Stated goal:
Transcribe each line exactly.

Information provided:
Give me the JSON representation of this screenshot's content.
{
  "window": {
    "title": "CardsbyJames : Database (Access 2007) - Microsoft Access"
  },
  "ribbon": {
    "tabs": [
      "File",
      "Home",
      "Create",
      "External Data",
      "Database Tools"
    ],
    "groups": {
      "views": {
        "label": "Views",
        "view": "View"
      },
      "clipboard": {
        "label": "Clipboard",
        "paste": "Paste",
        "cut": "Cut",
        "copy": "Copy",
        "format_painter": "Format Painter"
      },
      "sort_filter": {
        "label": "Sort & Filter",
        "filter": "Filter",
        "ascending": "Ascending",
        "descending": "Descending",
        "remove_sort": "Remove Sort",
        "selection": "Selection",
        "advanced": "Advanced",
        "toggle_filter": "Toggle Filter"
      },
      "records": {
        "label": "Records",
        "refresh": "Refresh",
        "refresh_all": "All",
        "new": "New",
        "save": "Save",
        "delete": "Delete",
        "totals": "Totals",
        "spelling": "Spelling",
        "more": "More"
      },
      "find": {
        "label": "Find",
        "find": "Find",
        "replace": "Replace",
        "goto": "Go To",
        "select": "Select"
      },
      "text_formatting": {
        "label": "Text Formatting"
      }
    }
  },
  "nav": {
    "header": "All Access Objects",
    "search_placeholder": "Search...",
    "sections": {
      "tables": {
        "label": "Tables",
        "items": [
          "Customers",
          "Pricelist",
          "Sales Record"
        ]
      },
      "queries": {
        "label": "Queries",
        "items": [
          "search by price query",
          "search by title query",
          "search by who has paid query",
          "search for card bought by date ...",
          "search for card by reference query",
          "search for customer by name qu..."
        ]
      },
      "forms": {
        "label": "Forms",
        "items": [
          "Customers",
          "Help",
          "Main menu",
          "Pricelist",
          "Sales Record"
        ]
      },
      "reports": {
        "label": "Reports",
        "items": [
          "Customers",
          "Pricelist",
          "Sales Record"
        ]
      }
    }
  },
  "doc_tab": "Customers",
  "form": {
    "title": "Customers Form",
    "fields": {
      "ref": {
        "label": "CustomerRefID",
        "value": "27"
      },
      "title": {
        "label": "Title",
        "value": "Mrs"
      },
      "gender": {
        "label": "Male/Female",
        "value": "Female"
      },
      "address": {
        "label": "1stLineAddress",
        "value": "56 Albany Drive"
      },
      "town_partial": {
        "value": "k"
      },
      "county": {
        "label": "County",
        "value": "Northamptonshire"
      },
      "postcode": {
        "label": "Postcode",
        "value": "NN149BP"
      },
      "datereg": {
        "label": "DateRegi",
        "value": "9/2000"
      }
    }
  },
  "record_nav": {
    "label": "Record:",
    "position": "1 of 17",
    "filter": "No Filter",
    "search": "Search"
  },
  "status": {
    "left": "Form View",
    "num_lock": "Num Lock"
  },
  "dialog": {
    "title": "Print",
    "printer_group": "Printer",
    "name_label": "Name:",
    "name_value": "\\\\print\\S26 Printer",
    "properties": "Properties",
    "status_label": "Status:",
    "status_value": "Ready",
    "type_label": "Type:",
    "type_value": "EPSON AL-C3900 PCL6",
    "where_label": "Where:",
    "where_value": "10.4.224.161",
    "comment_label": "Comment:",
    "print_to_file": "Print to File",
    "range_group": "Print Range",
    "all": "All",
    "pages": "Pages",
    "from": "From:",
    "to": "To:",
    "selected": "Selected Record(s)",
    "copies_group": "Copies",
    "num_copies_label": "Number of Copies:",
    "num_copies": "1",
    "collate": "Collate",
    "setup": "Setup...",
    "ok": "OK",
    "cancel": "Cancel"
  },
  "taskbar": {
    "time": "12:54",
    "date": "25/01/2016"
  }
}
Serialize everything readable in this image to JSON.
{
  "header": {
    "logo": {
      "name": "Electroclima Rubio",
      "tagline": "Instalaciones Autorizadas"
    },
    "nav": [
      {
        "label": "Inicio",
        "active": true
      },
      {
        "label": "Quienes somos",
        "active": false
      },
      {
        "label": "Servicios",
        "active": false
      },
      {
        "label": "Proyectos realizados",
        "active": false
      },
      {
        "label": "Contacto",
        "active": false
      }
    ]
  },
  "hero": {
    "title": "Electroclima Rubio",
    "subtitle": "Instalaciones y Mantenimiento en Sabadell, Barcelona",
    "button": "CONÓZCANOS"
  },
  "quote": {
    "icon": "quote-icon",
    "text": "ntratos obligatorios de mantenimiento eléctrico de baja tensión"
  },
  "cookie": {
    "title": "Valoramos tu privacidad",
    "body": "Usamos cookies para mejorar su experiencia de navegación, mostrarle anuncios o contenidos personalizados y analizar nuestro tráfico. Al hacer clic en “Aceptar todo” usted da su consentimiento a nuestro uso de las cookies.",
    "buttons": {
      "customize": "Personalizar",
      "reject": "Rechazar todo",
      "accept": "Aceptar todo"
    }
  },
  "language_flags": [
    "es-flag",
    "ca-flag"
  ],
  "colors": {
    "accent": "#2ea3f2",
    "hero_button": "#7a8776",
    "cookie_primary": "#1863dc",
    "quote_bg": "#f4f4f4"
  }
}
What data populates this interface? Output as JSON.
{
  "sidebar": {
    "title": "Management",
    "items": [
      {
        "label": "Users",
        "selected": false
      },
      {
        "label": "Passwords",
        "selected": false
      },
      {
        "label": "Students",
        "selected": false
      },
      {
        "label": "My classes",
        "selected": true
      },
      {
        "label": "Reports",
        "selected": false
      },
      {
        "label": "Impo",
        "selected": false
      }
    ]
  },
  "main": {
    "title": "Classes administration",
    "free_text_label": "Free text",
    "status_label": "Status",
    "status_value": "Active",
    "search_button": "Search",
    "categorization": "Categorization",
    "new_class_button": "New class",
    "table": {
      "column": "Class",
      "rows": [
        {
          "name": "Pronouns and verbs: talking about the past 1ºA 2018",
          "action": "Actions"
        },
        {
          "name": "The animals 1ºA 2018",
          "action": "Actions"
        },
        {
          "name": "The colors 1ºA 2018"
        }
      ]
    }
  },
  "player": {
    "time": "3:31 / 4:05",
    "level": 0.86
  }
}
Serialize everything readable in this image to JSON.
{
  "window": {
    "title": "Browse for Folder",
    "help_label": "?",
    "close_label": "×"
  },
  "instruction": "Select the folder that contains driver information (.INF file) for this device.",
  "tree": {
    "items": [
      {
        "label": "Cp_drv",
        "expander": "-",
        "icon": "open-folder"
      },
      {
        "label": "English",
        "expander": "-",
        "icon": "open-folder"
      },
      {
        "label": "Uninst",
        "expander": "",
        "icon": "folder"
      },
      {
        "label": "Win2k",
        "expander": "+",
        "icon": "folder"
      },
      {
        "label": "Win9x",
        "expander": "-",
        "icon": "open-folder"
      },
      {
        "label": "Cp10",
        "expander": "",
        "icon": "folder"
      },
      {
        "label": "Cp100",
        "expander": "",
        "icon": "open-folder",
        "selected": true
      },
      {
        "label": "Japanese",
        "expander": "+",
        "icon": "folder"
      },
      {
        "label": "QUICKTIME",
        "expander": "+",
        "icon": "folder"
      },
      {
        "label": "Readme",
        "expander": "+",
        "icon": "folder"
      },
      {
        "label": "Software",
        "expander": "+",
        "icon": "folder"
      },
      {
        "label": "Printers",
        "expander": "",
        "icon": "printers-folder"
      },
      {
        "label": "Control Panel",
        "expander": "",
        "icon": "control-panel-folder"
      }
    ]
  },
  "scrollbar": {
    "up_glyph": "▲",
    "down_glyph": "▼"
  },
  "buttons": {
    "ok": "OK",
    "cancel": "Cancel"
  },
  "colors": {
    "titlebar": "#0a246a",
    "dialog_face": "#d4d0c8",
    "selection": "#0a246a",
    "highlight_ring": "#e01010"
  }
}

Result for this exercise:
Give me the JSON representation of this screenshot's content.
{
  "window": {
    "title": "CardsbyJames : Database (Access 2007) - Microsoft Access"
  },
  "ribbon": {
    "tabs": [
      "File",
      "Home",
      "Create",
      "External Data",
      "Database Tools"
    ],
    "groups": {
      "views": {
        "label": "Views",
        "view": "View"
      },
      "clipboard": {
        "label": "Clipboard",
        "paste": "Paste",
        "cut": "Cut",
        "copy": "Copy",
        "format_painter": "Format Painter"
      },
      "sort_filter": {
        "label": "Sort & Filter",
        "filter": "Filter",
        "ascending": "Ascending",
        "descending": "Descending",
        "remove_sort": "Remove Sort",
        "selection": "Selection",
        "advanced": "Advanced",
        "toggle_filter": "Toggle Filter"
      },
      "records": {
        "label": "Records",
        "refresh": "Refresh",
        "refresh_all": "All",
        "new": "New",
        "save": "Save",
        "delete": "Delete",
        "totals": "Totals",
        "spelling": "Spelling",
        "more": "More"
      },
      "find": {
        "label": "Find",
        "find": "Find",
        "replace": "Replace",
        "goto": "Go To",
        "select": "Select"
      },
      "text_formatting": {
        "label": "Text Formatting"
      }
    }
  },
  "nav": {
    "header": "All Access Objects",
    "search_placeholder": "Search...",
    "sections": {
      "tables": {
        "label": "Tables",
        "items": [
          "Customers",
          "Pricelist",
          "Sales Record"
        ]
      },
      "queries": {
        "label": "Queries",
        "items": [
          "search by price query",
          "search by title query",
          "search by who has paid query",
          "search for card bought by date ...",
          "search for card by reference query",
          "search for customer by name qu..."
        ]
      },
      "forms": {
        "label": "Forms",
        "items": [
          "Customers",
          "Help",
          "Main menu",
          "Pricelist",
          "Sales Record"
        ]
      },
      "reports": {
        "label": "Reports",
        "items": [
          "Customers",
          "Pricelist",
          "Sales Record"
        ]
      }
    }
  },
  "doc_tab": "Customers",
  "form": {
    "title": "Customers Form",
    "fields": {
      "ref": {
        "label": "CustomerRefID",
        "value": "27"
      },
      "title": {
        "label": "Title",
        "value": "Mrs"
      },
      "gender": {
        "label": "Male/Female",
        "value": "Female"
      },
      "address": {
        "label": "1stLineAddress",
        "value": "56 Albany Drive"
      },
      "town_partial": {
        "value": "k"
      },
      "county": {
        "label": "County",
        "value": "Northamptonshire"
      },
      "postcode": {
        "label": "Postcode",
        "value": "NN149BP"
      },
      "datereg": {
        "label": "DateRegi",
        "value": "9/2000"
      }
    }
  },
  "record_nav": {
    "label": "Record:",
    "position": "1 of 17",
    "filter": "No Filter",
    "search": "Search"
  },
  "status": {
    "left": "Form View",
    "num_lock": "Num Lock"
  },
  "dialog": {
    "title": "Print",
    "printer_group": "Printer",
    "name_label": "Name:",
    "name_value": "\\\\print\\S26 Printer",
    "properties": "Properties",
    "status_label": "Status:",
    "status_value": "Ready",
    "type_label": "Type:",
    "type_value": "EPSON AL-C3900 PCL6",
    "where_label": "Where:",
    "where_value": "10.4.224.161",
    "comment_label": "Comment:",
    "print_to_file": "Print to File",
    "range_group": "Print Range",
    "all": "All",
    "pages": "Pages",
    "from": "From:",
    "to": "To:",
    "selected": "Selected Record(s)",
    "copies_group": "Copies",
    "num_copies_label": "Number of Copies:",
    "num_copies": "1",
    "collate": "Collate",
    "setup": "Setup...",
    "ok": "OK",
    "cancel": "Cancel"
  },
  "taskbar": {
    "time": "12:54",
    "date": "25/01/2016"
  }
}
Serialize everything readable in this image to JSON.
{
  "header": {
    "logo": {
      "name": "Electroclima Rubio",
      "tagline": "Instalaciones Autorizadas"
    },
    "nav": [
      {
        "label": "Inicio",
        "active": true
      },
      {
        "label": "Quienes somos",
        "active": false
      },
      {
        "label": "Servicios",
        "active": false
      },
      {
        "label": "Proyectos realizados",
        "active": false
      },
      {
        "label": "Contacto",
        "active": false
      }
    ]
  },
  "hero": {
    "title": "Electroclima Rubio",
    "subtitle": "Instalaciones y Mantenimiento en Sabadell, Barcelona",
    "button": "CONÓZCANOS"
  },
  "quote": {
    "icon": "quote-icon",
    "text": "ntratos obligatorios de mantenimiento eléctrico de baja tensión"
  },
  "cookie": {
    "title": "Valoramos tu privacidad",
    "body": "Usamos cookies para mejorar su experiencia de navegación, mostrarle anuncios o contenidos personalizados y analizar nuestro tráfico. Al hacer clic en “Aceptar todo” usted da su consentimiento a nuestro uso de las cookies.",
    "buttons": {
      "customize": "Personalizar",
      "reject": "Rechazar todo",
      "accept": "Aceptar todo"
    }
  },
  "language_flags": [
    "es-flag",
    "ca-flag"
  ],
  "colors": {
    "accent": "#2ea3f2",
    "hero_button": "#7a8776",
    "cookie_primary": "#1863dc",
    "quote_bg": "#f4f4f4"
  }
}
What data populates this interface? Output as JSON.
{
  "sidebar": {
    "title": "Management",
    "items": [
      {
        "label": "Users",
        "selected": false
      },
      {
        "label": "Passwords",
        "selected": false
      },
      {
        "label": "Students",
        "selected": false
      },
      {
        "label": "My classes",
        "selected": true
      },
      {
        "label": "Reports",
        "selected": false
      },
      {
        "label": "Impo",
        "selected": false
      }
    ]
  },
  "main": {
    "title": "Classes administration",
    "free_text_label": "Free text",
    "status_label": "Status",
    "status_value": "Active",
    "search_button": "Search",
    "categorization": "Categorization",
    "new_class_button": "New class",
    "table": {
      "column": "Class",
      "rows": [
        {
          "name": "Pronouns and verbs: talking about the past 1ºA 2018",
          "action": "Actions"
        },
        {
          "name": "The animals 1ºA 2018",
          "action": "Actions"
        },
        {
          "name": "The colors 1ºA 2018"
        }
      ]
    }
  },
  "player": {
    "time": "3:31 / 4:05",
    "level": 0.86
  }
}
Serialize everything readable in this image to JSON.
{
  "window": {
    "title": "Browse for Folder",
    "help_label": "?",
    "close_label": "×"
  },
  "instruction": "Select the folder that contains driver information (.INF file) for this device.",
  "tree": {
    "items": [
      {
        "label": "Cp_drv",
        "expander": "-",
        "icon": "open-folder"
      },
      {
        "label": "English",
        "expander": "-",
        "icon": "open-folder"
      },
      {
        "label": "Uninst",
        "expander": "",
        "icon": "folder"
      },
      {
        "label": "Win2k",
        "expander": "+",
        "icon": "folder"
      },
      {
        "label": "Win9x",
        "expander": "-",
        "icon": "open-folder"
      },
      {
        "label": "Cp10",
        "expander": "",
        "icon": "folder"
      },
      {
        "label": "Cp100",
        "expander": "",
        "icon": "open-folder",
        "selected": true
      },
      {
        "label": "Japanese",
        "expander": "+",
        "icon": "folder"
      },
      {
        "label": "QUICKTIME",
        "expander": "+",
        "icon": "folder"
      },
      {
        "label": "Readme",
        "expander": "+",
        "icon": "folder"
      },
      {
        "label": "Software",
        "expander": "+",
        "icon": "folder"
      },
      {
        "label": "Printers",
        "expander": "",
        "icon": "printers-folder"
      },
      {
        "label": "Control Panel",
        "expander": "",
        "icon": "control-panel-folder"
      }
    ]
  },
  "scrollbar": {
    "up_glyph": "▲",
    "down_glyph": "▼"
  },
  "buttons": {
    "ok": "OK",
    "cancel": "Cancel"
  },
  "colors": {
    "titlebar": "#0a246a",
    "dialog_face": "#d4d0c8",
    "selection": "#0a246a",
    "highlight_ring": "#e01010"
  }
}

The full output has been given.